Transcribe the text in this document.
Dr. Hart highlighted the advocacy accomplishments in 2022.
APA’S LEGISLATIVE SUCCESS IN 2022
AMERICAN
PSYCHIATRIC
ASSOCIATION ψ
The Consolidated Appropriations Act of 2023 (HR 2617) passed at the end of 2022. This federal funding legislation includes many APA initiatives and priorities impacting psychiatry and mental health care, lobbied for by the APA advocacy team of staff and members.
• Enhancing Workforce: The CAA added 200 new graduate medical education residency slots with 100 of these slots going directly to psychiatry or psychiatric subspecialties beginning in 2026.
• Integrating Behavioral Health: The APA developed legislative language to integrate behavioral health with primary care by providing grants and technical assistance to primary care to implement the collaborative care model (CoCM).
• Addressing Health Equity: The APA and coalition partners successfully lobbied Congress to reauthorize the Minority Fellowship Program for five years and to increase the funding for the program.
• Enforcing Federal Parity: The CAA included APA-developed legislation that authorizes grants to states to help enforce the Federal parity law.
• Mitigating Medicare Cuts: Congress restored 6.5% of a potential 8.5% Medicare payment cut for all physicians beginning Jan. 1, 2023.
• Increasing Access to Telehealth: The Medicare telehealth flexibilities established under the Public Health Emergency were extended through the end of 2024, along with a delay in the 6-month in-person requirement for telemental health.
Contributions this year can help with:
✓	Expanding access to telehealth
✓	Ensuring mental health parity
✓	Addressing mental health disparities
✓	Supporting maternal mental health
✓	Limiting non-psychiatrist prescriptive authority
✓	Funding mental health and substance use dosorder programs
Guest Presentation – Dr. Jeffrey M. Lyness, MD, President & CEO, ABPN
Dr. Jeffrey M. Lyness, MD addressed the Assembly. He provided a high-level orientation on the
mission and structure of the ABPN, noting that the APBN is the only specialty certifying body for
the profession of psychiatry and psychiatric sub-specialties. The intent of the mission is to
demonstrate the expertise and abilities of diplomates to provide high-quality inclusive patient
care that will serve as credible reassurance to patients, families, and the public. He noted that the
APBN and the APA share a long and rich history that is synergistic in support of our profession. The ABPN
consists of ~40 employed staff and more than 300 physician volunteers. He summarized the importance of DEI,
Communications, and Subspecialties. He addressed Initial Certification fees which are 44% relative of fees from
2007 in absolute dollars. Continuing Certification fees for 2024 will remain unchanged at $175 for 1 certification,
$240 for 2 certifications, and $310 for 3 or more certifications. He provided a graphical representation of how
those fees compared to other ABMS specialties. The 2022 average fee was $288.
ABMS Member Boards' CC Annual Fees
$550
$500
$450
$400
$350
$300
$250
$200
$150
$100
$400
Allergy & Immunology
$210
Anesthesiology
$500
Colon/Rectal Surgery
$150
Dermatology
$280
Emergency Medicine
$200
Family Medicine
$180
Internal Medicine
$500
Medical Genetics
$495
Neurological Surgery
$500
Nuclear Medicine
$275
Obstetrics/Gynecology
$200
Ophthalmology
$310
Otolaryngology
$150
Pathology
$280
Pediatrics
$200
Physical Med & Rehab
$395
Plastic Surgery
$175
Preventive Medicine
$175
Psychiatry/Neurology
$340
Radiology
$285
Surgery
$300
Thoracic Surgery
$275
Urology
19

__WHAT YOU ARE ASKED TO DO__
Pick out every line above that holds the word "more" and copy it.

__EXPECTED OUTPUT__
consists of ~40 employed staff and more than 300 physician volunteers. He summarized the importance of DEI,
$240 for 2 certifications, and $310 for 3 or more certifications. He provided a graphical representation of how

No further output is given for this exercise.